» Material for this exercise
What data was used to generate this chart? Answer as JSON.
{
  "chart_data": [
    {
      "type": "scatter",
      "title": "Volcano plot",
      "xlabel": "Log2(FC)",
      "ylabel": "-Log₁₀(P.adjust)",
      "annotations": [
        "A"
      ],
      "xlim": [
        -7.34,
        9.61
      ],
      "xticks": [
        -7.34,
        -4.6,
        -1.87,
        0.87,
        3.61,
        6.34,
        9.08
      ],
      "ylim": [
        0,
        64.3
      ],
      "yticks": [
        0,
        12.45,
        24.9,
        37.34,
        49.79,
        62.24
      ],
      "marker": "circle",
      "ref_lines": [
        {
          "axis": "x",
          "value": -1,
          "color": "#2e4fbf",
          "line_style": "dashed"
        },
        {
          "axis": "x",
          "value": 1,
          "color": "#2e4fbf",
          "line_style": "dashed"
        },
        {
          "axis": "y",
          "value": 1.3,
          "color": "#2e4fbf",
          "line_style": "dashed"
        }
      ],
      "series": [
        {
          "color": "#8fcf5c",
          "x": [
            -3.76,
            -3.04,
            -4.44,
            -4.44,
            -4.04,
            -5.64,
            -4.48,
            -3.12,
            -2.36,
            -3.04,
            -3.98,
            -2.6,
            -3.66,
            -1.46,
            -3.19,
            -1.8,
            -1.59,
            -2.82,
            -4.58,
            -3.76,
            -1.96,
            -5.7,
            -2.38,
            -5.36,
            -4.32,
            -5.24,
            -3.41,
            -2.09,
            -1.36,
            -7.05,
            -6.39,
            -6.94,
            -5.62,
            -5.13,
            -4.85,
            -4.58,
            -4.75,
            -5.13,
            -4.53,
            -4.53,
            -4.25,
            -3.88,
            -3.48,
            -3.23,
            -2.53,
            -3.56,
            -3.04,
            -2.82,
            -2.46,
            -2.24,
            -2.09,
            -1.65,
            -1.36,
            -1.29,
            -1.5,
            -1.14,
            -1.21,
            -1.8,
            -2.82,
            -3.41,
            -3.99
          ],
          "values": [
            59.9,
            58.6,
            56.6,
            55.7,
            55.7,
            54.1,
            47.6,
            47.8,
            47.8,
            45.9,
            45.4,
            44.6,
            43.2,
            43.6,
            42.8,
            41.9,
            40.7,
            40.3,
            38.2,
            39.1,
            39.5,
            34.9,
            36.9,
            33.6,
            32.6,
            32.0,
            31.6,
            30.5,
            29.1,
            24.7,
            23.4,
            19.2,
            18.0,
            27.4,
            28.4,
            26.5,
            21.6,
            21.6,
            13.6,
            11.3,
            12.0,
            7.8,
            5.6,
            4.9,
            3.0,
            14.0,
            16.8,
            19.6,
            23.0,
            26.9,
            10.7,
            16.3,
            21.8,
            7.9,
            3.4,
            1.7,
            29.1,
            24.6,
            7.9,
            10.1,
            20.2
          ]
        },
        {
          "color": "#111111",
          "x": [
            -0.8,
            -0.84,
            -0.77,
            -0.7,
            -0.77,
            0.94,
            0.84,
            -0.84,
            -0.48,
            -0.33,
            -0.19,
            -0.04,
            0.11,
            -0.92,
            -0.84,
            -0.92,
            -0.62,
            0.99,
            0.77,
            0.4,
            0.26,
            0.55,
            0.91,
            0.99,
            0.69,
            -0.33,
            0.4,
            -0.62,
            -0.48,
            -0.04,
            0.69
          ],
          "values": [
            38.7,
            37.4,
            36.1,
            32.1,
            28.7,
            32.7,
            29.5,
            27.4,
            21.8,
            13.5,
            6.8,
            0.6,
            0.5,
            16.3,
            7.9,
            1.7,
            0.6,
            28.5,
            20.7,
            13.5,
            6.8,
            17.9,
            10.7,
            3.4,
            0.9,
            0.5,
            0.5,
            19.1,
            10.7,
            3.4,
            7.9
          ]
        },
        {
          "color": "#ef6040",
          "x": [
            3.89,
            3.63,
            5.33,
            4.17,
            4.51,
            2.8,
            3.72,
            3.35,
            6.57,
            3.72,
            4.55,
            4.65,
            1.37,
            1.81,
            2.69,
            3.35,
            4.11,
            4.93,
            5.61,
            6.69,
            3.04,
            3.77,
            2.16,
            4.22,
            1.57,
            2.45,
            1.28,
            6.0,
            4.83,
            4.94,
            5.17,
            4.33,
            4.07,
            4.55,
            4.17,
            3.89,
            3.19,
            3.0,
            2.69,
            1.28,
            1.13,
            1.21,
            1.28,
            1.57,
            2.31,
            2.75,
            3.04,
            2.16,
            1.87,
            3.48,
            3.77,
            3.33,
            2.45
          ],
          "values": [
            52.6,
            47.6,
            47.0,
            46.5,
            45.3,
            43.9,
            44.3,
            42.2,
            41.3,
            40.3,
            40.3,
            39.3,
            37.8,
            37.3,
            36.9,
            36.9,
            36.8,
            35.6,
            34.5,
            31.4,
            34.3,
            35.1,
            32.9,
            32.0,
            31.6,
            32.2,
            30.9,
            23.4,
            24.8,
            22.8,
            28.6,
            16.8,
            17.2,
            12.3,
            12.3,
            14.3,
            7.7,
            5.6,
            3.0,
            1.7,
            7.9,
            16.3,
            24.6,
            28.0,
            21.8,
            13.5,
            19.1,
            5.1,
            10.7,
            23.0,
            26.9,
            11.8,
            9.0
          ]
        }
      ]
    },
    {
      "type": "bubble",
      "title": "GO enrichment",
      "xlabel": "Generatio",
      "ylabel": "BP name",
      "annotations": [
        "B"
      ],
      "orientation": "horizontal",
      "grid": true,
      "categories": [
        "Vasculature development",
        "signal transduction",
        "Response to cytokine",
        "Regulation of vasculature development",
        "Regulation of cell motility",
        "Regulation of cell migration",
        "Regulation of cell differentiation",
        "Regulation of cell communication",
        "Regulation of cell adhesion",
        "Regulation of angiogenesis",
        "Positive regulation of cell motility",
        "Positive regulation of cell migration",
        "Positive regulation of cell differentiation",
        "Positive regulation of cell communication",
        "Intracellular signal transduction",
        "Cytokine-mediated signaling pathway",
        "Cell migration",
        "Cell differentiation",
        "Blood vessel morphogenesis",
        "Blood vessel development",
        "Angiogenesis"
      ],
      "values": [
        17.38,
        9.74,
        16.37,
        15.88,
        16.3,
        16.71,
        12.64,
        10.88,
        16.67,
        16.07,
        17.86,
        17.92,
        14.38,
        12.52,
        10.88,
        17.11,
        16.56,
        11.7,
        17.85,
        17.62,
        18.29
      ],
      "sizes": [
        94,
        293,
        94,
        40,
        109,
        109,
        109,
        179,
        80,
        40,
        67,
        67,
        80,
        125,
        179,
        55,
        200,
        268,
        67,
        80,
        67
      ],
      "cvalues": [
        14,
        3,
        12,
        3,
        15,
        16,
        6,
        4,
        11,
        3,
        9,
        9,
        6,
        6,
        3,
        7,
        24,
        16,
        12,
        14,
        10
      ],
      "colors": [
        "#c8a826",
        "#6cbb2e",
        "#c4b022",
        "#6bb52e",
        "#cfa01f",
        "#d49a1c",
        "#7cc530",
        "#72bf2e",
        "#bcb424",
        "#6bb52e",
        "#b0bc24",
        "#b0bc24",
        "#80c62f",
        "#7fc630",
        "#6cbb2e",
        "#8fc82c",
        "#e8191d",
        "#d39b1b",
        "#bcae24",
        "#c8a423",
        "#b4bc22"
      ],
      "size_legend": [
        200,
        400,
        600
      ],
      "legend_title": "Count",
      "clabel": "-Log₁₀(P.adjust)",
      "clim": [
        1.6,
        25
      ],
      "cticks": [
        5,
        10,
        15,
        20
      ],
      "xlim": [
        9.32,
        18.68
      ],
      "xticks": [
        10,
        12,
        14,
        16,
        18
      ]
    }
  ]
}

» What the exercise asks
Across the material, report every line that has the word "Positive".

» Exercise solution
        "Positive regulation of cell motility",
        "Positive regulation of cell migration",
        "Positive regulation of cell differentiation",
        "Positive regulation of cell communication",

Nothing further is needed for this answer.